> [What is required]: Locate the lines that hold the string "Wiedergabezeit". Copy every such line.

> [Records]:
***

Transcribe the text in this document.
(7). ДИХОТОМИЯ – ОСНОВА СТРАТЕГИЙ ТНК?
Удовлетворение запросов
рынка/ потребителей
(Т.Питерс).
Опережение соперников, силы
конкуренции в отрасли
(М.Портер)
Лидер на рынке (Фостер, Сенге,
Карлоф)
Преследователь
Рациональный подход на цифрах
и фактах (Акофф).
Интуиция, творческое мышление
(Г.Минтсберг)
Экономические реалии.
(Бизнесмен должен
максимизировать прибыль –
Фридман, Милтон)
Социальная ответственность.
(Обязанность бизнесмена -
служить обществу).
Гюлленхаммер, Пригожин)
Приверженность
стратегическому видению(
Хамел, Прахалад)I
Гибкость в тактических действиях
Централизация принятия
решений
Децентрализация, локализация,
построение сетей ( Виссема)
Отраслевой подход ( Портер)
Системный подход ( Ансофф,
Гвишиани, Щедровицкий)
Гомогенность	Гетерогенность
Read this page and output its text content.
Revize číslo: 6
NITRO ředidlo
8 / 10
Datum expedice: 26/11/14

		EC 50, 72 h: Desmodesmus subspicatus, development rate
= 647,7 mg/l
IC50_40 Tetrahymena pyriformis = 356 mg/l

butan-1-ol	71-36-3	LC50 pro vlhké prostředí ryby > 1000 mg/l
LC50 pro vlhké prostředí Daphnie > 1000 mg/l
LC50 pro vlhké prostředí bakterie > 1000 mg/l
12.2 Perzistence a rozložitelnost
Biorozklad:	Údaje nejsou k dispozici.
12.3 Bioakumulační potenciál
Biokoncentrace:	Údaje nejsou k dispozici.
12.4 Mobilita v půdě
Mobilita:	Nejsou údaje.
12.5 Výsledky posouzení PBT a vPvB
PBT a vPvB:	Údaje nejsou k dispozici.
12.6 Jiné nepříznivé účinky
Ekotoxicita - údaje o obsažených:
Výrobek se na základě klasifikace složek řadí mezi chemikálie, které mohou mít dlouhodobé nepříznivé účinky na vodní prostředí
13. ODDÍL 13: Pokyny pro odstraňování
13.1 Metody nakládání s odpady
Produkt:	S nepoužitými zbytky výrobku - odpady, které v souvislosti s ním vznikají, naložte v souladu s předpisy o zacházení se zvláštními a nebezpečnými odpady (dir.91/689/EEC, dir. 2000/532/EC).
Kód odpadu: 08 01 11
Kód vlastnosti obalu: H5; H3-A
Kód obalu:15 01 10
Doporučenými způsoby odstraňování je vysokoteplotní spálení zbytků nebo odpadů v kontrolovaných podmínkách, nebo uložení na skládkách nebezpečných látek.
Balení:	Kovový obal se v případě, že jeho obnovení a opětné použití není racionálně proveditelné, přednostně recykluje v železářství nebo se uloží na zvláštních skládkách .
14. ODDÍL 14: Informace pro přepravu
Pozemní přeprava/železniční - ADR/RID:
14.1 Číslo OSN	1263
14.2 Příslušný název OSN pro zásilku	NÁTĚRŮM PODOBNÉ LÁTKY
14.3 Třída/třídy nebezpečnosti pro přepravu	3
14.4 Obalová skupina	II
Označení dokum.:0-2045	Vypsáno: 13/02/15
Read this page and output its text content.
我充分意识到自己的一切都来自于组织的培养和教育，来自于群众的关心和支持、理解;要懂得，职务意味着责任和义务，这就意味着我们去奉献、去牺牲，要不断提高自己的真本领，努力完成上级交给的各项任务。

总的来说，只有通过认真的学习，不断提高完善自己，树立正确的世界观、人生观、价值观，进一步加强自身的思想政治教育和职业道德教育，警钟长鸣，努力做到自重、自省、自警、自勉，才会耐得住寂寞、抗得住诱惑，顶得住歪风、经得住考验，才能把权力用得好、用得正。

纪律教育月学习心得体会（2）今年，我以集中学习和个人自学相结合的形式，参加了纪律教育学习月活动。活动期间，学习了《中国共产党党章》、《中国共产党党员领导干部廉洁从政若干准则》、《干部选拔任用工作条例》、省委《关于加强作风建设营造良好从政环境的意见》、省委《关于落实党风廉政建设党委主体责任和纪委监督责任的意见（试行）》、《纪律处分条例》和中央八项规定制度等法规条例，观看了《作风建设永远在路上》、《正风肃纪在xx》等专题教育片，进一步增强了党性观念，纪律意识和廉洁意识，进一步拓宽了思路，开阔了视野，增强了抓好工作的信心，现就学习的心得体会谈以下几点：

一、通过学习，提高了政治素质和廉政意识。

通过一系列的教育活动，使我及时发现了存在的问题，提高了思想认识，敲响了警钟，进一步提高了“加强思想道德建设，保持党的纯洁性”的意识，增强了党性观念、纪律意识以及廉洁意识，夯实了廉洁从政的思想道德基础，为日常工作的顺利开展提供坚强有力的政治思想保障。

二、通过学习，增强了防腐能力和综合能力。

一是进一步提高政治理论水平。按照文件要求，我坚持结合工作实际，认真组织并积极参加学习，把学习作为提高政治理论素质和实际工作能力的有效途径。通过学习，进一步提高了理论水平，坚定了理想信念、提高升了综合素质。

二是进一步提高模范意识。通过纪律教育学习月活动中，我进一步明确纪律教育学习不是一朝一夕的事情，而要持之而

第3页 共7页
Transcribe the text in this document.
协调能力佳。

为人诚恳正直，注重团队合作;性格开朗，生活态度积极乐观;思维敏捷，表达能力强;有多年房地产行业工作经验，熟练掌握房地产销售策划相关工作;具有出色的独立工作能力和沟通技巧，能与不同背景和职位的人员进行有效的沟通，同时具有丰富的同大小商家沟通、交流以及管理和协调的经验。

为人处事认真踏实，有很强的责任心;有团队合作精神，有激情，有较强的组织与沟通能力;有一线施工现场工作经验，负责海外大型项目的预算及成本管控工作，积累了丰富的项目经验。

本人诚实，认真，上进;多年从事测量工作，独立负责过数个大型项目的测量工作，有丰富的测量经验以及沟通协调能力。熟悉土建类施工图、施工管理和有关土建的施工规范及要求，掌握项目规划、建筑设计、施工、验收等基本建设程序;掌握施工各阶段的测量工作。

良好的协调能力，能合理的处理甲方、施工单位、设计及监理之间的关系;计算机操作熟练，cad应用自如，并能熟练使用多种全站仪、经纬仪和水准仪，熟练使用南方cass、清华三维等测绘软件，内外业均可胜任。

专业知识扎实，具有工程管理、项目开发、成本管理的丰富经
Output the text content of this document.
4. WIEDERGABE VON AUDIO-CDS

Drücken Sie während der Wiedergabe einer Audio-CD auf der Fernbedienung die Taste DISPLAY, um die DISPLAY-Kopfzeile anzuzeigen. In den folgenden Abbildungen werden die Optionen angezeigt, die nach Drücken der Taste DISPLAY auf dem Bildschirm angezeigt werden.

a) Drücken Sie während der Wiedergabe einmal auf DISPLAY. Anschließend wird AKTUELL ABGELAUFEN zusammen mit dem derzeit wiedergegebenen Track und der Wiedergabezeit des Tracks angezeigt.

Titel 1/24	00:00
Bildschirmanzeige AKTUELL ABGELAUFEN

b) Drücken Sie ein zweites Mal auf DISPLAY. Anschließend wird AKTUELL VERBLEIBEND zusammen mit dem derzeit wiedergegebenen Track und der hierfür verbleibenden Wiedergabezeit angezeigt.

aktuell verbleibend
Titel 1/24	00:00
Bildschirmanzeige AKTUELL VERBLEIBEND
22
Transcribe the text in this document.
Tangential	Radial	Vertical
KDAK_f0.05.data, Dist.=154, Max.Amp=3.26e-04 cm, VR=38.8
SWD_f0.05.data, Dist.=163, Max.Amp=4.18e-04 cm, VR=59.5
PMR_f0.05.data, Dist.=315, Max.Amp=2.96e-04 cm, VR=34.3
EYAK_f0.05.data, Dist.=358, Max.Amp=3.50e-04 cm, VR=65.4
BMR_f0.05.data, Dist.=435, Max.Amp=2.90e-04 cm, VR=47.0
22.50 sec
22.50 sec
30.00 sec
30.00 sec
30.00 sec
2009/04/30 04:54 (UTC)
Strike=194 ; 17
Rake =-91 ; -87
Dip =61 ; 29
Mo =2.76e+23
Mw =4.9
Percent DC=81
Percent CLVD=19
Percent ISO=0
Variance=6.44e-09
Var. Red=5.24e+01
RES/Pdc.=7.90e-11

***

> [Output]:
a) Drücken Sie während der Wiedergabe einmal auf DISPLAY. Anschließend wird AKTUELL ABGELAUFEN zusammen mit dem derzeit wiedergegebenen Track und der Wiedergabezeit des Tracks angezeigt.
b) Drücken Sie ein zweites Mal auf DISPLAY. Anschließend wird AKTUELL VERBLEIBEND zusammen mit dem derzeit wiedergegebenen Track und der hierfür verbleibenden Wiedergabezeit angezeigt.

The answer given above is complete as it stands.